-- TASK GOAL --
Within the listing below, locate all lines containing the word "amended". Copy each one.

-- MATERIAL TO PROCESS --
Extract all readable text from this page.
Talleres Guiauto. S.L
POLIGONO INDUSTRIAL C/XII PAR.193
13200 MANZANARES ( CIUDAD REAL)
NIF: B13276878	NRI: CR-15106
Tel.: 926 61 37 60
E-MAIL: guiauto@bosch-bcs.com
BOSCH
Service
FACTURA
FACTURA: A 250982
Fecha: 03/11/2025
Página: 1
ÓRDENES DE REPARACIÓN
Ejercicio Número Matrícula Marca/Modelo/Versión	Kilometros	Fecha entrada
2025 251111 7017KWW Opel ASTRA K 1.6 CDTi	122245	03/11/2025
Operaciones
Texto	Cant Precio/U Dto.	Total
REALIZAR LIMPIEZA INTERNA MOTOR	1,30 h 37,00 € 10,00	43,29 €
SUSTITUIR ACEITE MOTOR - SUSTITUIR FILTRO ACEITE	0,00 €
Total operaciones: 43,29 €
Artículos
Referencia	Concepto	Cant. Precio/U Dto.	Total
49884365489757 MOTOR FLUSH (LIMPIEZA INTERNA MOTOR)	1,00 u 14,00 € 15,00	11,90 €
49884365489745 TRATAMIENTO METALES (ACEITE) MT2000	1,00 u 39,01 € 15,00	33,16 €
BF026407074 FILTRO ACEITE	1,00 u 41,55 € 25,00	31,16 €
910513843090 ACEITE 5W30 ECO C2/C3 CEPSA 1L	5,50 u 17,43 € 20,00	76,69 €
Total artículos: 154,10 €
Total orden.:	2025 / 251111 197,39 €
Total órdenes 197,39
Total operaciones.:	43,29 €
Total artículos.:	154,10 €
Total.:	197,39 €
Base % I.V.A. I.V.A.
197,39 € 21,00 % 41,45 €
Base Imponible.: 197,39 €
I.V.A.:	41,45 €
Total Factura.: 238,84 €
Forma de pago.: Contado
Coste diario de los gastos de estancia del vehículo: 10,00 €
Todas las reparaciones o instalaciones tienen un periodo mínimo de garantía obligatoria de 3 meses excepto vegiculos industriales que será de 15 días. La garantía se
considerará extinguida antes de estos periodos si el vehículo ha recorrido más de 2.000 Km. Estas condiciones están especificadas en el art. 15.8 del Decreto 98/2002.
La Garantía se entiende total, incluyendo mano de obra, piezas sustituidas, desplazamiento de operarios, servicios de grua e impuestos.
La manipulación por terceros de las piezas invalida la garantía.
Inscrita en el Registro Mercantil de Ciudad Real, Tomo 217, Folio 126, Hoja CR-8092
* * *
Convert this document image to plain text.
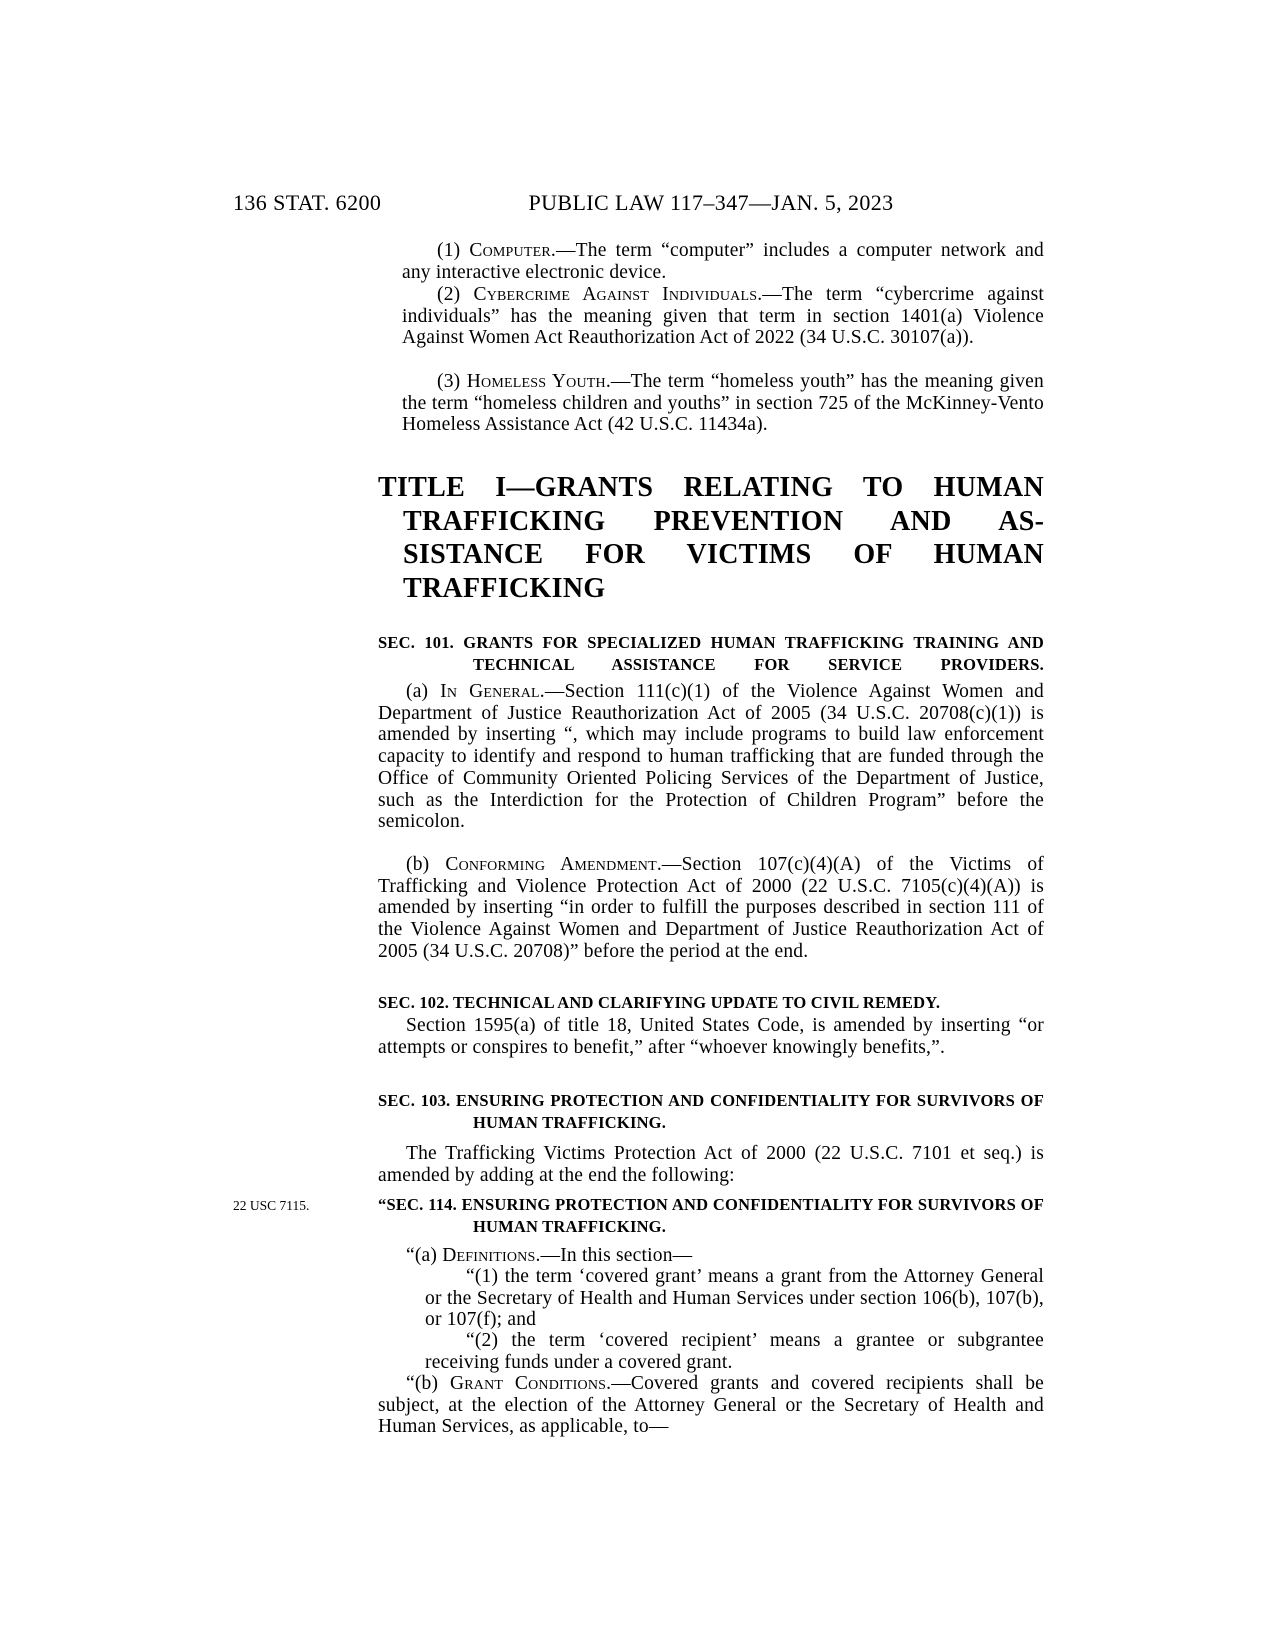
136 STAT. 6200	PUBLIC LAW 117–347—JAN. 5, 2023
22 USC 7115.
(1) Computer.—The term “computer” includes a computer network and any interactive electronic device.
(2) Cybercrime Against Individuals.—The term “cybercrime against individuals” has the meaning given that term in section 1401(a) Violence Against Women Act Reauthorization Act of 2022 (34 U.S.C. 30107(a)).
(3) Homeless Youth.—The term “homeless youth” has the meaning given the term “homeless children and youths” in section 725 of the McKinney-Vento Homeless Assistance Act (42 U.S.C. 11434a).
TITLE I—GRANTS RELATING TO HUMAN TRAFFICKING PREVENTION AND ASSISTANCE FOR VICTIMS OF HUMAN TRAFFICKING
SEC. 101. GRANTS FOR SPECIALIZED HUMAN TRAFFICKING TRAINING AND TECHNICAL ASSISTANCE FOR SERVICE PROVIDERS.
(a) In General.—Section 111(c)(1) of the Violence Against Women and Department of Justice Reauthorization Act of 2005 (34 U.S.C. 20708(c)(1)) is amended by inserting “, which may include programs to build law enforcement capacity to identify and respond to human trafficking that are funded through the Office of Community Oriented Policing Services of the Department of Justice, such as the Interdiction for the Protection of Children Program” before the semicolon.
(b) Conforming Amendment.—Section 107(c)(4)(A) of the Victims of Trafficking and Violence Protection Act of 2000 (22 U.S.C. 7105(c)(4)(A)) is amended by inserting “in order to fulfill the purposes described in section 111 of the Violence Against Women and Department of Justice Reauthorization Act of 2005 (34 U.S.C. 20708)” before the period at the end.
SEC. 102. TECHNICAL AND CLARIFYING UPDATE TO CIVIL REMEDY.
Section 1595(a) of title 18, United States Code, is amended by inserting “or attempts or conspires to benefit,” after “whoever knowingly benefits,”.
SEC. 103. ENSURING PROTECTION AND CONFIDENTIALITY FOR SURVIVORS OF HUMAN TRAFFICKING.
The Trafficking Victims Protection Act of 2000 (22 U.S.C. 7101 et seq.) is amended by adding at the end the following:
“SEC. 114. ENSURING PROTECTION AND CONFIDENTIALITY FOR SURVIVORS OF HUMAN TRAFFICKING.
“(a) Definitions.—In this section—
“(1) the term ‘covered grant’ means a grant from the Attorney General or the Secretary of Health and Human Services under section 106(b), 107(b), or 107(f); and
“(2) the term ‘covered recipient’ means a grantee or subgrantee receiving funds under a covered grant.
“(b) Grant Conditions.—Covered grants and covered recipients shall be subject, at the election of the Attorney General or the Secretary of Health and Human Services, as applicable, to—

-- WRITTEN ANSWER --
(a) In General.—Section 111(c)(1) of the Violence Against Women and Department of Justice Reauthorization Act of 2005 (34 U.S.C. 20708(c)(1)) is amended by inserting “, which may include programs to build law enforcement capacity to identify and respond to human trafficking that are funded through the Office of Community Oriented Policing Services of the Department of Justice, such as the Interdiction for the Protection of Children Program” before the semicolon.
(b) Conforming Amendment.—Section 107(c)(4)(A) of the Victims of Trafficking and Violence Protection Act of 2000 (22 U.S.C. 7105(c)(4)(A)) is amended by inserting “in order to fulfill the purposes described in section 111 of the Violence Against Women and Department of Justice Reauthorization Act of 2005 (34 U.S.C. 20708)” before the period at the end.
Section 1595(a) of title 18, United States Code, is amended by inserting “or attempts or conspires to benefit,” after “whoever knowingly benefits,”.
The Trafficking Victims Protection Act of 2000 (22 U.S.C. 7101 et seq.) is amended by adding at the end the following:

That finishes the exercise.